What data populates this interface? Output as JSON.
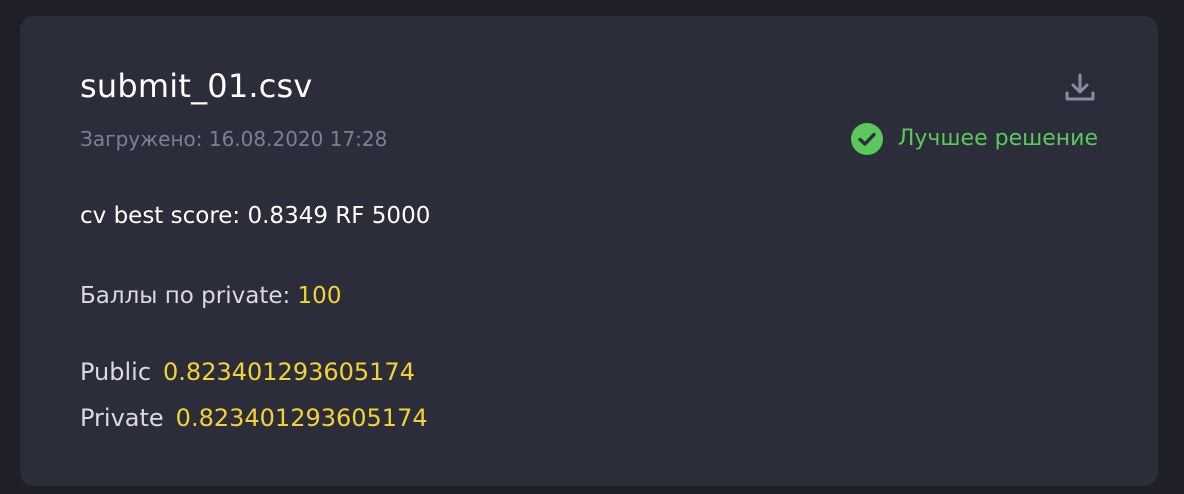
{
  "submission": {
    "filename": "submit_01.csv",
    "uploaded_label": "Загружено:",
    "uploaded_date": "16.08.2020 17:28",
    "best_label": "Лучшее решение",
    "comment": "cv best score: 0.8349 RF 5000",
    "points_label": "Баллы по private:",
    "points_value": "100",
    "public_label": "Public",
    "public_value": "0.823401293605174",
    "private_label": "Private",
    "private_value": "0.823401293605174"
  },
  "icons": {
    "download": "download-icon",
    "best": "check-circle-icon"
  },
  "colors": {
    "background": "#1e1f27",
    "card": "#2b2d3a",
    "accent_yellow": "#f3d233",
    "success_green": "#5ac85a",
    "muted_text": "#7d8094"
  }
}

==*==

__TASK BRIEF__
Write out all the entries word for word, but skip any images.

__ANSWER BELOW__
What data populates this interface? Output as JSON.
{
  "submission": {
    "filename": "submit_01.csv",
    "uploaded_label": "Загружено:",
    "uploaded_date": "16.08.2020 17:28",
    "best_label": "Лучшее решение",
    "comment": "cv best score: 0.8349 RF 5000",
    "points_label": "Баллы по private:",
    "points_value": "100",
    "public_label": "Public",
    "public_value": "0.823401293605174",
    "private_label": "Private",
    "private_value": "0.823401293605174"
  },
  "icons": {
    "download": "download-icon",
    "best": "check-circle-icon"
  },
  "colors": {
    "background": "#1e1f27",
    "card": "#2b2d3a",
    "accent_yellow": "#f3d233",
    "success_green": "#5ac85a",
    "muted_text": "#7d8094"
  }
}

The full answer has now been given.